**SHORT EXERCISE**
Print all entries precisely as they are written.

** begin DATASET ROWS **

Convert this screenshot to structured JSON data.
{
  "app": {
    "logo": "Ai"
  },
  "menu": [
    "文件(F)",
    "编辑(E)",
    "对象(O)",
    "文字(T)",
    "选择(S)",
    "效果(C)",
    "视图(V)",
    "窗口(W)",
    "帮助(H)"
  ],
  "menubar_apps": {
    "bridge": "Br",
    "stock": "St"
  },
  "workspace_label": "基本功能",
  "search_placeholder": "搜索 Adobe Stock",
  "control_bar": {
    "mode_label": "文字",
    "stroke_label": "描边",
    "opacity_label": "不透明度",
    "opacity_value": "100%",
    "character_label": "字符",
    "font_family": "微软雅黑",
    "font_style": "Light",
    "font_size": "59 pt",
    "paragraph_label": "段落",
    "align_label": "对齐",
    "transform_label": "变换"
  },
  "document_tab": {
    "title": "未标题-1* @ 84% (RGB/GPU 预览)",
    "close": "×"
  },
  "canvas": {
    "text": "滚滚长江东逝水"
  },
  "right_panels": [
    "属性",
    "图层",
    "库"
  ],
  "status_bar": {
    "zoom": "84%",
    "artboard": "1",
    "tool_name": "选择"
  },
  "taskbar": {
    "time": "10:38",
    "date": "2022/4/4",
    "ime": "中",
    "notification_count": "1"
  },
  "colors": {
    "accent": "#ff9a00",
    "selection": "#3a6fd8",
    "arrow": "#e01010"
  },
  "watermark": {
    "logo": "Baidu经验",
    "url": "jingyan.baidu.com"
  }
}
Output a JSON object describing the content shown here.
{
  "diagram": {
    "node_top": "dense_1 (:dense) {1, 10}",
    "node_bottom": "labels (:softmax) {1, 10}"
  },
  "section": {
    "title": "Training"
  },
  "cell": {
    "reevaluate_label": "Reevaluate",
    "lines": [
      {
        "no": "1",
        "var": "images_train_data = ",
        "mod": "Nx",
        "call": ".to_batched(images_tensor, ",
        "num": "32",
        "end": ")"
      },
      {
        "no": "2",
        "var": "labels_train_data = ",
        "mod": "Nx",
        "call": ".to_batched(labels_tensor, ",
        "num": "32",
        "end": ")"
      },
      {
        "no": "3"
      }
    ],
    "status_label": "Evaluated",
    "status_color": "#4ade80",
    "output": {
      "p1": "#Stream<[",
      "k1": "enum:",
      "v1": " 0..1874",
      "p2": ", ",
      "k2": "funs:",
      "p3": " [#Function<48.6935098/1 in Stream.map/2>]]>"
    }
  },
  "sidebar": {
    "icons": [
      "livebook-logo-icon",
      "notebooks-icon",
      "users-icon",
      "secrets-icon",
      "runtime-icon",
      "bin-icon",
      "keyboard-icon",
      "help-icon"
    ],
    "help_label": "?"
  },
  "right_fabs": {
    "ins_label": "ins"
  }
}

** end DATASET ROWS **

**WRITTEN SOLUTION**
Convert this screenshot to structured JSON data.
{
  "app": {
    "logo": "Ai"
  },
  "menu": [
    "文件(F)",
    "编辑(E)",
    "对象(O)",
    "文字(T)",
    "选择(S)",
    "效果(C)",
    "视图(V)",
    "窗口(W)",
    "帮助(H)"
  ],
  "menubar_apps": {
    "bridge": "Br",
    "stock": "St"
  },
  "workspace_label": "基本功能",
  "search_placeholder": "搜索 Adobe Stock",
  "control_bar": {
    "mode_label": "文字",
    "stroke_label": "描边",
    "opacity_label": "不透明度",
    "opacity_value": "100%",
    "character_label": "字符",
    "font_family": "微软雅黑",
    "font_style": "Light",
    "font_size": "59 pt",
    "paragraph_label": "段落",
    "align_label": "对齐",
    "transform_label": "变换"
  },
  "document_tab": {
    "title": "未标题-1* @ 84% (RGB/GPU 预览)",
    "close": "×"
  },
  "canvas": {
    "text": "滚滚长江东逝水"
  },
  "right_panels": [
    "属性",
    "图层",
    "库"
  ],
  "status_bar": {
    "zoom": "84%",
    "artboard": "1",
    "tool_name": "选择"
  },
  "taskbar": {
    "time": "10:38",
    "date": "2022/4/4",
    "ime": "中",
    "notification_count": "1"
  },
  "colors": {
    "accent": "#ff9a00",
    "selection": "#3a6fd8",
    "arrow": "#e01010"
  },
  "watermark": {
    "logo": "Baidu经验",
    "url": "jingyan.baidu.com"
  }
}
Output a JSON object describing the content shown here.
{
  "diagram": {
    "node_top": "dense_1 (:dense) {1, 10}",
    "node_bottom": "labels (:softmax) {1, 10}"
  },
  "section": {
    "title": "Training"
  },
  "cell": {
    "reevaluate_label": "Reevaluate",
    "lines": [
      {
        "no": "1",
        "var": "images_train_data = ",
        "mod": "Nx",
        "call": ".to_batched(images_tensor, ",
        "num": "32",
        "end": ")"
      },
      {
        "no": "2",
        "var": "labels_train_data = ",
        "mod": "Nx",
        "call": ".to_batched(labels_tensor, ",
        "num": "32",
        "end": ")"
      },
      {
        "no": "3"
      }
    ],
    "status_label": "Evaluated",
    "status_color": "#4ade80",
    "output": {
      "p1": "#Stream<[",
      "k1": "enum:",
      "v1": " 0..1874",
      "p2": ", ",
      "k2": "funs:",
      "p3": " [#Function<48.6935098/1 in Stream.map/2>]]>"
    }
  },
  "sidebar": {
    "icons": [
      "livebook-logo-icon",
      "notebooks-icon",
      "users-icon",
      "secrets-icon",
      "runtime-icon",
      "bin-icon",
      "keyboard-icon",
      "help-icon"
    ],
    "help_label": "?"
  },
  "right_fabs": {
    "ins_label": "ins"
  }
}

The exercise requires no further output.